Given problem ▸ Leaving out all images, write out the records that follow exactly.

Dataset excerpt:
..............................
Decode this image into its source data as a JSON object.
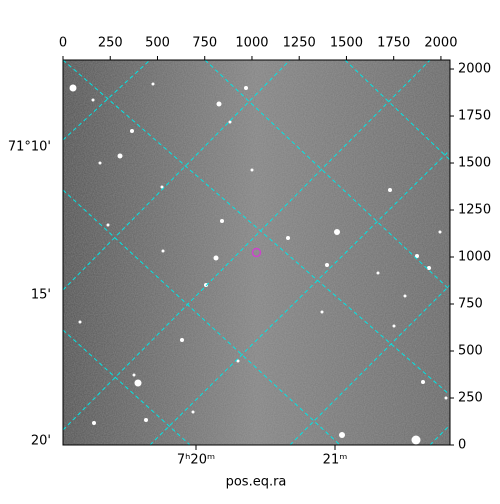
{
  "chart_data": {
    "type": "image",
    "xlim": [
      0,
      2048
    ],
    "xticks": [
      0,
      250,
      500,
      750,
      1000,
      1250,
      1500,
      1750,
      2000
    ],
    "ylim": [
      0,
      2048
    ],
    "yticks": [
      0,
      250,
      500,
      750,
      1000,
      1250,
      1500,
      1750,
      2000
    ],
    "x_label": "pos.eq.ra",
    "ra_tick_labels": [
      "7ʰ20ᵐ",
      "21ᵐ"
    ],
    "dec_tick_labels": [
      "71°10'",
      "15'",
      "20'"
    ],
    "marker": {
      "x": 1024,
      "y": 1024,
      "color": "#cc44cc"
    },
    "grid_color": "#00e5e5"
  }
}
..............................
Result ▸
Decode this image into its source data as a JSON object.
{
  "chart_data": {
    "type": "image",
    "xlim": [
      0,
      2048
    ],
    "xticks": [
      0,
      250,
      500,
      750,
      1000,
      1250,
      1500,
      1750,
      2000
    ],
    "ylim": [
      0,
      2048
    ],
    "yticks": [
      0,
      250,
      500,
      750,
      1000,
      1250,
      1500,
      1750,
      2000
    ],
    "x_label": "pos.eq.ra",
    "ra_tick_labels": [
      "7ʰ20ᵐ",
      "21ᵐ"
    ],
    "dec_tick_labels": [
      "71°10'",
      "15'",
      "20'"
    ],
    "marker": {
      "x": 1024,
      "y": 1024,
      "color": "#cc44cc"
    },
    "grid_color": "#00e5e5"
  }
}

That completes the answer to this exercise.